##### PROVIDED DATA

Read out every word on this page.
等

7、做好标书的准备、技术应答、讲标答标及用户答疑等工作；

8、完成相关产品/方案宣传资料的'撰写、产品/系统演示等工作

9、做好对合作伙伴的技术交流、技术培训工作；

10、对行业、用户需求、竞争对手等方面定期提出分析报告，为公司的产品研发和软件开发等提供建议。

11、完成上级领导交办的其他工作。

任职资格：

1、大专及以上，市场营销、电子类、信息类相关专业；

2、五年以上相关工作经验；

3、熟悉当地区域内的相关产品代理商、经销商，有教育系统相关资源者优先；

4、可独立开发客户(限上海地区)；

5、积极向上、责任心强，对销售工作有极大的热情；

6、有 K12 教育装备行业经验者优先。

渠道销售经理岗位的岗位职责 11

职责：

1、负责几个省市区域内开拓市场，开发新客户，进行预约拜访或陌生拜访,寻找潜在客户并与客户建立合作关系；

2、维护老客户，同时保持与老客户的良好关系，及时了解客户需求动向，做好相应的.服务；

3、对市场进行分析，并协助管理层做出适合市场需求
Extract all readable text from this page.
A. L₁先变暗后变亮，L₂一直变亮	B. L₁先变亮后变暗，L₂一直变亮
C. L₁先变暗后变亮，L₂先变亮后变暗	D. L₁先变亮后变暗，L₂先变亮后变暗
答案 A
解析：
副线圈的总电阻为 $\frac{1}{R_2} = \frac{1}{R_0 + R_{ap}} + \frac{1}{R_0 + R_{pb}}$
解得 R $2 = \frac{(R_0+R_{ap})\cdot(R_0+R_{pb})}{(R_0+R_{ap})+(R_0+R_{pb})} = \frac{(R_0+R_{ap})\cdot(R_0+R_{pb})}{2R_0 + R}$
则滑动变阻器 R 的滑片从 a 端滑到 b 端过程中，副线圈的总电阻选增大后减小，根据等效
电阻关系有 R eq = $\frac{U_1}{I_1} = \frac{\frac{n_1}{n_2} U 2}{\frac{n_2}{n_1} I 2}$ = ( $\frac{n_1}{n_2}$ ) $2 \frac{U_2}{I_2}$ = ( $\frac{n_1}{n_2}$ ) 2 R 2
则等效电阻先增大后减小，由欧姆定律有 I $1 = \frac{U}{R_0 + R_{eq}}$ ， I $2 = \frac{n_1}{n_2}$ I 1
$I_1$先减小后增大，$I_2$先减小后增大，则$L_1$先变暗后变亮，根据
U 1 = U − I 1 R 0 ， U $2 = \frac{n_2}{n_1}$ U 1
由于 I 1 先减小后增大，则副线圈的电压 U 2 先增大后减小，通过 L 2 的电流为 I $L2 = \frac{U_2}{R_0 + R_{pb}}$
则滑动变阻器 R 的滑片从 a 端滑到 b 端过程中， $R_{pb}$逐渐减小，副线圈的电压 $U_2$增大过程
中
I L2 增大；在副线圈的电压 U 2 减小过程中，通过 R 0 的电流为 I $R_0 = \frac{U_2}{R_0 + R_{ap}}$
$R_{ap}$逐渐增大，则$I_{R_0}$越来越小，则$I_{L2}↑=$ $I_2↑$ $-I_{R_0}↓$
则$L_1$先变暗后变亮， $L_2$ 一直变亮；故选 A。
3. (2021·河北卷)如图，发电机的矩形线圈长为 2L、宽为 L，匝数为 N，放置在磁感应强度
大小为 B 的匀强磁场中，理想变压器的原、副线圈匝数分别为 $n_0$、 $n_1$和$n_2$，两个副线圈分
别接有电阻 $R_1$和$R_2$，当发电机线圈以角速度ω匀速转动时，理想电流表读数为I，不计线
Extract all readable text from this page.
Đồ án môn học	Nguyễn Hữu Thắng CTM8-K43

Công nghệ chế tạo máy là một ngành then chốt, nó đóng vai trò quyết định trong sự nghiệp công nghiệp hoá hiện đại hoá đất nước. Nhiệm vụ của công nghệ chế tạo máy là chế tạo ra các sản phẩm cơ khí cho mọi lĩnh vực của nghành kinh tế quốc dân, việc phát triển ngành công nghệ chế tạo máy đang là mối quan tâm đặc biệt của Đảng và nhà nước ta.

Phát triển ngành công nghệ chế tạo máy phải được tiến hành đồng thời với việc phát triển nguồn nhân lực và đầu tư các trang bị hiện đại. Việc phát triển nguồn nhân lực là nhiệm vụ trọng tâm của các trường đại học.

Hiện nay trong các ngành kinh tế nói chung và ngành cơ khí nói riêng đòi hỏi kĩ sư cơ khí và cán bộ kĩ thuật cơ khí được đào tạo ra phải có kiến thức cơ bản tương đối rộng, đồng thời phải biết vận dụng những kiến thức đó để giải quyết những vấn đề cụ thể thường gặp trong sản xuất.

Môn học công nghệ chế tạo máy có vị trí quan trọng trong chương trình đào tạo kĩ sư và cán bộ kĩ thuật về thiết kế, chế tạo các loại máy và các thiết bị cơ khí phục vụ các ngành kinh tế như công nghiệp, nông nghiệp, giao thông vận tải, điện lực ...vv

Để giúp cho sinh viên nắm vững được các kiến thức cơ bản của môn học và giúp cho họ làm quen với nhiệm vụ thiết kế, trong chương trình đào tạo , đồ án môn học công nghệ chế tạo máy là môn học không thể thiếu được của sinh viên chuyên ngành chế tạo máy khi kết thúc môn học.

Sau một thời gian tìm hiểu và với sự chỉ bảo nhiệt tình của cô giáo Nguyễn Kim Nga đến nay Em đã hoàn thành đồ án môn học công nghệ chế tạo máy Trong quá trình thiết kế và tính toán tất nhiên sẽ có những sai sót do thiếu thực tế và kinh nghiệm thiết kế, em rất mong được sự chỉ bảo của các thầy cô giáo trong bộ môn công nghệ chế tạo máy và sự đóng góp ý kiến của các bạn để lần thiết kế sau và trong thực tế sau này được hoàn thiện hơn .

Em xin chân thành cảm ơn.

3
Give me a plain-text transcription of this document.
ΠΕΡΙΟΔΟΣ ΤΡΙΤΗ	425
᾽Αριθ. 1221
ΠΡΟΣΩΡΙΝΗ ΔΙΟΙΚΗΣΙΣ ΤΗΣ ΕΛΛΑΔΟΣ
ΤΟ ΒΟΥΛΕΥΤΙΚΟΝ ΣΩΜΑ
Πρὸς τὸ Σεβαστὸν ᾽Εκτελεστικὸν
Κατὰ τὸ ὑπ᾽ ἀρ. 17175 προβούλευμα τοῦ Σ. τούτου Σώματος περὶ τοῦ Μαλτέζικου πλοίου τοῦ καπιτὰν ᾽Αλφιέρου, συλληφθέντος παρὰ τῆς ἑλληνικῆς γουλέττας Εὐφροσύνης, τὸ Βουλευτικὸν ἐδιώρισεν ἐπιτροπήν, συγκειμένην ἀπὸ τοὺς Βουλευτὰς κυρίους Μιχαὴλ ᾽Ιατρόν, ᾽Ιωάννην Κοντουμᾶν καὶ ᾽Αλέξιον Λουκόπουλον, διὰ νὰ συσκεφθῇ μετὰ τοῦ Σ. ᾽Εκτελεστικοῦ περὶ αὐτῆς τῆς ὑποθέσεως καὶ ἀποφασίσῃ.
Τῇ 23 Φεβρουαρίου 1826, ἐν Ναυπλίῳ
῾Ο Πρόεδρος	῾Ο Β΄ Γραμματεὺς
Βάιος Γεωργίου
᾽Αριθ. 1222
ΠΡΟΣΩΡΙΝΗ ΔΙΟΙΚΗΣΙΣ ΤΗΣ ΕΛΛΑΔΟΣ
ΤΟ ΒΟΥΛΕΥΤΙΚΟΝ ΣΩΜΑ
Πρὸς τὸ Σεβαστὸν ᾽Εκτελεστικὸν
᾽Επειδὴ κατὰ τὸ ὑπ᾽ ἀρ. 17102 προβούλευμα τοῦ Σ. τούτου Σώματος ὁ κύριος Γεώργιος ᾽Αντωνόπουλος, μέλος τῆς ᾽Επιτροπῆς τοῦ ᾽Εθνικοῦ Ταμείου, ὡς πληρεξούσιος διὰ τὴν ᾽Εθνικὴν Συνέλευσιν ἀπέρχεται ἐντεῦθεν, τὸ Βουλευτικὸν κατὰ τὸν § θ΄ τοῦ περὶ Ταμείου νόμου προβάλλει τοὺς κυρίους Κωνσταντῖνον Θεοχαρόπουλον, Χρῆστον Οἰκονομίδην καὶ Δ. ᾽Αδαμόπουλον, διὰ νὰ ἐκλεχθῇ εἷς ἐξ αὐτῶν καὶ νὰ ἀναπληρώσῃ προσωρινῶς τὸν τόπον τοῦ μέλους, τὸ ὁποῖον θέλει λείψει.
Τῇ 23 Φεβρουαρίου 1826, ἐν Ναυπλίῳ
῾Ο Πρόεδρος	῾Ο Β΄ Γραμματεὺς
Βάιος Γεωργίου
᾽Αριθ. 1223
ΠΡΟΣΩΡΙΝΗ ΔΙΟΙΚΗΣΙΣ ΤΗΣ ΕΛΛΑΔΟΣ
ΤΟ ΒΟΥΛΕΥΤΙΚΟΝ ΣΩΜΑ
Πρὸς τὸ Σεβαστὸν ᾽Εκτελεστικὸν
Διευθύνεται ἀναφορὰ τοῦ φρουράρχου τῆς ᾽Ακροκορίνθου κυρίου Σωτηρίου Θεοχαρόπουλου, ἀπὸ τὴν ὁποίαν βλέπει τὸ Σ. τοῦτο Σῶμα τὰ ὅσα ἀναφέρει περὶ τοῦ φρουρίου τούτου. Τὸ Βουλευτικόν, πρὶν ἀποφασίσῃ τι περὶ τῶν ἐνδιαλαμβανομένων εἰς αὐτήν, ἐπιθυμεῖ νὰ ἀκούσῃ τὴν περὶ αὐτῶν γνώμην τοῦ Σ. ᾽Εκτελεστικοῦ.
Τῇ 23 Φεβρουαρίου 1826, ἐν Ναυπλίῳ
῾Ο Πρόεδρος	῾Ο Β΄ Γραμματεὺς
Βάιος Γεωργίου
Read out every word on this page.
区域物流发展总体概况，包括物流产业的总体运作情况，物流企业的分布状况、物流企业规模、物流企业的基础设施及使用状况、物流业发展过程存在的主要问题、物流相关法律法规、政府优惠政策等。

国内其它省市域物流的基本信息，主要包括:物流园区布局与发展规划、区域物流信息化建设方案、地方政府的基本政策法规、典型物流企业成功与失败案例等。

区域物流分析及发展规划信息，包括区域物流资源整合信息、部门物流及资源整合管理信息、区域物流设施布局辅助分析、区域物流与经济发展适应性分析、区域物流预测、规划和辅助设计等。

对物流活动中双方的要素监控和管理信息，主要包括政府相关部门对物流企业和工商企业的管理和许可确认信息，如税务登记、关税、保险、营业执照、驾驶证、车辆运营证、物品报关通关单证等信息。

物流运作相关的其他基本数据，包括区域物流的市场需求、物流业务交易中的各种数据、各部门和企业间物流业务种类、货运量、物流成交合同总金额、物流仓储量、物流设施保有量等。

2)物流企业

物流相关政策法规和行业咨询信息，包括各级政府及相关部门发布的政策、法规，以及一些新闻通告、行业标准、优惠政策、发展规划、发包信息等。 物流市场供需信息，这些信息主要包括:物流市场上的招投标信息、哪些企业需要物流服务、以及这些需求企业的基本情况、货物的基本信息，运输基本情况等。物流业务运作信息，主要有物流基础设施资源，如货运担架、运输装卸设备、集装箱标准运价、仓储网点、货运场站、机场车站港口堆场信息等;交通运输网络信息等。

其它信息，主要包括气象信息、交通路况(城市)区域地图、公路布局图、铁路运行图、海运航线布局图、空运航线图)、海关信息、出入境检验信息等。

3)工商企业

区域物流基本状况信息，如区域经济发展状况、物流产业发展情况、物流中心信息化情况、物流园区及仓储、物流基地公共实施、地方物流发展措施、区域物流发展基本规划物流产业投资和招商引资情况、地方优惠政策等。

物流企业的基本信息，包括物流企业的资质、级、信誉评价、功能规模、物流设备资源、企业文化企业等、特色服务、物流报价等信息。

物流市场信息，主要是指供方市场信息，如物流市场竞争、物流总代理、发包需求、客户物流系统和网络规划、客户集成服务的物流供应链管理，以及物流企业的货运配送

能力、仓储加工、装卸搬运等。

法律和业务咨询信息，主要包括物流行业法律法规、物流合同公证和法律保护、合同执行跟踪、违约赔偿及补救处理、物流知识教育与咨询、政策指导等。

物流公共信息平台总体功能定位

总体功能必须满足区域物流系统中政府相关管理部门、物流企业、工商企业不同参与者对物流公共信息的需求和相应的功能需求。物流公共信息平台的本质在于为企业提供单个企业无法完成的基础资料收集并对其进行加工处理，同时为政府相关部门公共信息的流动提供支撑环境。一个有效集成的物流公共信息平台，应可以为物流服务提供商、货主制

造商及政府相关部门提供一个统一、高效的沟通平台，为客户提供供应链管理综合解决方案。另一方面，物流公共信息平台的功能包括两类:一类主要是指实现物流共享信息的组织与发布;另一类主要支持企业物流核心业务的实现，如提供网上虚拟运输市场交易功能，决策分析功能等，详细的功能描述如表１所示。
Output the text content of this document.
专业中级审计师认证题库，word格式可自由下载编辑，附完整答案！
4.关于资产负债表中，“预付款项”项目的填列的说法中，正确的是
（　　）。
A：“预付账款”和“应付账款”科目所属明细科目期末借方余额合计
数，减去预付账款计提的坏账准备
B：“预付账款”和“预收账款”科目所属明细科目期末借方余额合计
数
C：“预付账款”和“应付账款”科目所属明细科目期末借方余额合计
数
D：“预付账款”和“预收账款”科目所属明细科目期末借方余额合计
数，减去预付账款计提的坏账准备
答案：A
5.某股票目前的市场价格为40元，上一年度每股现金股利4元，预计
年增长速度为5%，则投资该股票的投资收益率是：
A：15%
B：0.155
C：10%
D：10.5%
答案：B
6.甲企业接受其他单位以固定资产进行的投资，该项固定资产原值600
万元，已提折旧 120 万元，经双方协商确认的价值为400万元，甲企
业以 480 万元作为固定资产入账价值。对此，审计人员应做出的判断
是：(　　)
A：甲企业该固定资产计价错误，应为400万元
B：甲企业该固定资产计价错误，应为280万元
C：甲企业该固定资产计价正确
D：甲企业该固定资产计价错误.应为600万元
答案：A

##########

YOUR INSTRUCTIONS — Gather each line holding the string "的电流为".

SOLUTION TO THIS PROBLEM —
由于 I 1 先减小后增大，则副线圈的电压 U 2 先增大后减小，通过 L 2 的电流为 I $L2 = \frac{U_2}{R_0 + R_{pb}}$
I L2 增大；在副线圈的电压 U 2 减小过程中，通过 R 0 的电流为 I $R_0 = \frac{U_2}{R_0 + R_{ap}}$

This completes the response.